Problem details: Convert every line of the material below into a JSON list of strings, with one string per line and no entries for blank lines.

## begin

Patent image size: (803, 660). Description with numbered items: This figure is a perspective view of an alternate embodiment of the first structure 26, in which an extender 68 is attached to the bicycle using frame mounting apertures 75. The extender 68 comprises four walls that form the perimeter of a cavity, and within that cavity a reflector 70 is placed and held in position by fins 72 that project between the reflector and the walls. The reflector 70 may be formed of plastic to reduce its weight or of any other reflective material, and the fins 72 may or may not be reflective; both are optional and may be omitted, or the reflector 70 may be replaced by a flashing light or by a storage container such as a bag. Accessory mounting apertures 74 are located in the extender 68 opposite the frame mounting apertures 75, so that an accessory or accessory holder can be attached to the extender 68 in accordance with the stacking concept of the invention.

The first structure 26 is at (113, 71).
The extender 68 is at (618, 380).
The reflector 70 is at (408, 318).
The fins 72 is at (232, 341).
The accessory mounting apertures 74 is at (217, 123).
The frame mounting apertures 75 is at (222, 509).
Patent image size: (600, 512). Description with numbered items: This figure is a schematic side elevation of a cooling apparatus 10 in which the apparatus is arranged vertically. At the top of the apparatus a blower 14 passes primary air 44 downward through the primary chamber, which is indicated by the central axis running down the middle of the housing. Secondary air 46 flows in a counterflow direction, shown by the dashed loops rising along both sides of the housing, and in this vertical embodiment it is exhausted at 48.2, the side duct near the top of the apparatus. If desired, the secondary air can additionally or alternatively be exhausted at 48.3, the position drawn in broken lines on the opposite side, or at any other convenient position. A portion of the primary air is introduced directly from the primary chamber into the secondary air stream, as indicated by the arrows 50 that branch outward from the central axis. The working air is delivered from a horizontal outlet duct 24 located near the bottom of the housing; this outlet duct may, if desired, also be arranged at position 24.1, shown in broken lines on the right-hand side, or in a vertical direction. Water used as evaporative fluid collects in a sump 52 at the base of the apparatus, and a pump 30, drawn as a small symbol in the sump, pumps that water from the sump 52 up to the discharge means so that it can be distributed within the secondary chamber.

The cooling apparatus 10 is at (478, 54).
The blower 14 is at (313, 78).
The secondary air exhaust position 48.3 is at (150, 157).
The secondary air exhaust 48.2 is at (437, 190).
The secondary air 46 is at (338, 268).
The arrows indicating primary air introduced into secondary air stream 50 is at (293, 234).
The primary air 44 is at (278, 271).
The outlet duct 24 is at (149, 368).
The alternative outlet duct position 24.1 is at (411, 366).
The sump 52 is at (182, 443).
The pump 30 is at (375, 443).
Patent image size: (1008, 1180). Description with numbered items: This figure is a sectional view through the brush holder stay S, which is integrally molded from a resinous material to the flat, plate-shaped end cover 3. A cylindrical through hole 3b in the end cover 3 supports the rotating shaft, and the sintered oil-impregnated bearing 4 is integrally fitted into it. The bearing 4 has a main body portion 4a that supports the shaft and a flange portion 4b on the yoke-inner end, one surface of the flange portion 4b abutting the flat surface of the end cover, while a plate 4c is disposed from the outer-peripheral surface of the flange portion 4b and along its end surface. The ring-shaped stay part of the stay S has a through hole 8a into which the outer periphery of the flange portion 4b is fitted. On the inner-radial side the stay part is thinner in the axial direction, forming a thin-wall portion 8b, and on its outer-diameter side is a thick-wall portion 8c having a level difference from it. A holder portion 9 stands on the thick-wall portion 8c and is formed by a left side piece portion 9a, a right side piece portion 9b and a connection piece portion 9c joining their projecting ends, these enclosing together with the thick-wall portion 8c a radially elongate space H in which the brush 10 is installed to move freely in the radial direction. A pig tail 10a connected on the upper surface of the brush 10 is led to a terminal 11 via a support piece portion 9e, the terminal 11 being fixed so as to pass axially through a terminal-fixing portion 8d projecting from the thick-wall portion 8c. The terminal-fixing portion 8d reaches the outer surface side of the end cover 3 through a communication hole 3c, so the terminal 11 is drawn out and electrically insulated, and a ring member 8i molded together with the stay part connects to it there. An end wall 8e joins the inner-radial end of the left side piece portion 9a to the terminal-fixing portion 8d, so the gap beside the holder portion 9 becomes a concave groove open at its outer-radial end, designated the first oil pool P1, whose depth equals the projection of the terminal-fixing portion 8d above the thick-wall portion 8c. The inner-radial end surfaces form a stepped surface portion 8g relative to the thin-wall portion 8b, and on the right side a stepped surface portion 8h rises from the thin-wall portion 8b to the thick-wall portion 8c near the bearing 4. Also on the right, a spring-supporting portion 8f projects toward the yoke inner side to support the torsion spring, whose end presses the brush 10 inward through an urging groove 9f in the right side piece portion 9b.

## end

Expected output:
[
  "Patent image size: (803, 660). Description with numbered items: This figure is a perspective view of an alternate embodiment of the first structure 26, in which an extender 68 is attached to the bicycle using frame mounting apertures 75. The extender 68 comprises four walls that form the perimeter of a cavity, and within that cavity a reflector 70 is placed and held in position by fins 72 that project between the reflector and the walls. The reflector 70 may be formed of plastic to reduce its weight or of any other reflective material, and the fins 72 may or may not be reflective; both are optional and may be omitted, or the reflector 70 may be replaced by a flashing light or by a storage container such as a bag. Accessory mounting apertures 74 are located in the extender 68 opposite the frame mounting apertures 75, so that an accessory or accessory holder can be attached to the extender 68 in accordance with the stacking concept of the invention.",
  "The first structure 26 is at (113, 71).",
  "The extender 68 is at (618, 380).",
  "The reflector 70 is at (408, 318).",
  "The fins 72 is at (232, 341).",
  "The accessory mounting apertures 74 is at (217, 123).",
  "The frame mounting apertures 75 is at (222, 509).",
  "Patent image size: (600, 512). Description with numbered items: This figure is a schematic side elevation of a cooling apparatus 10 in which the apparatus is arranged vertically. At the top of the apparatus a blower 14 passes primary air 44 downward through the primary chamber, which is indicated by the central axis running down the middle of the housing. Secondary air 46 flows in a counterflow direction, shown by the dashed loops rising along both sides of the housing, and in this vertical embodiment it is exhausted at 48.2, the side duct near the top of the apparatus. If desired, the secondary air can additionally or alternatively be exhausted at 48.3, the position drawn in broken lines on the opposite side, or at any other convenient position. A portion of the primary air is introduced directly from the primary chamber into the secondary air stream, as indicated by the arrows 50 that branch outward from the central axis. The working air is delivered from a horizontal outlet duct 24 located near the bottom of the housing; this outlet duct may, if desired, also be arranged at position 24.1, shown in broken lines on the right-hand side, or in a vertical direction. Water used as evaporative fluid collects in a sump 52 at the base of the apparatus, and a pump 30, drawn as a small symbol in the sump, pumps that water from the sump 52 up to the discharge means so that it can be distributed within the secondary chamber.",
  "The cooling apparatus 10 is at (478, 54).",
  "The blower 14 is at (313, 78).",
  "The secondary air exhaust position 48.3 is at (150, 157).",
  "The secondary air exhaust 48.2 is at (437, 190).",
  "The secondary air 46 is at (338, 268).",
  "The arrows indicating primary air introduced into secondary air stream 50 is at (293, 234).",
  "The primary air 44 is at (278, 271).",
  "The outlet duct 24 is at (149, 368).",
  "The alternative outlet duct position 24.1 is at (411, 366).",
  "The sump 52 is at (182, 443).",
  "The pump 30 is at (375, 443).",
  "Patent image size: (1008, 1180). Description with numbered items: This figure is a sectional view through the brush holder stay S, which is integrally molded from a resinous material to the flat, plate-shaped end cover 3. A cylindrical through hole 3b in the end cover 3 supports the rotating shaft, and the sintered oil-impregnated bearing 4 is integrally fitted into it. The bearing 4 has a main body portion 4a that supports the shaft and a flange portion 4b on the yoke-inner end, one surface of the flange portion 4b abutting the flat surface of the end cover, while a plate 4c is disposed from the outer-peripheral surface of the flange portion 4b and along its end surface. The ring-shaped stay part of the stay S has a through hole 8a into which the outer periphery of the flange portion 4b is fitted. On the inner-radial side the stay part is thinner in the axial direction, forming a thin-wall portion 8b, and on its outer-diameter side is a thick-wall portion 8c having a level difference from it. A holder portion 9 stands on the thick-wall portion 8c and is formed by a left side piece portion 9a, a right side piece portion 9b and a connection piece portion 9c joining their projecting ends, these enclosing together with the thick-wall portion 8c a radially elongate space H in which the brush 10 is installed to move freely in the radial direction. A pig tail 10a connected on the upper surface of the brush 10 is led to a terminal 11 via a support piece portion 9e, the terminal 11 being fixed so as to pass axially through a terminal-fixing portion 8d projecting from the thick-wall portion 8c. The terminal-fixing portion 8d reaches the outer surface side of the end cover 3 through a communication hole 3c, so the terminal 11 is drawn out and electrically insulated, and a ring member 8i molded together with the stay part connects to it there. An end wall 8e joins the inner-radial end of the left side piece portion 9a to the terminal-fixing portion 8d, so the gap beside the holder portion 9 becomes a concave groove open at its outer-radial end, designated the first oil pool P1, whose depth equals the projection of the terminal-fixing portion 8d above the thick-wall portion 8c. The inner-radial end surfaces form a stepped surface portion 8g relative to the thin-wall portion 8b, and on the right side a stepped surface portion 8h rises from the thin-wall portion 8b to the thick-wall portion 8c near the bearing 4. Also on the right, a spring-supporting portion 8f projects toward the yoke inner side to support the torsion spring, whose end presses the brush 10 inward through an urging groove 9f in the right side piece portion 9b."
]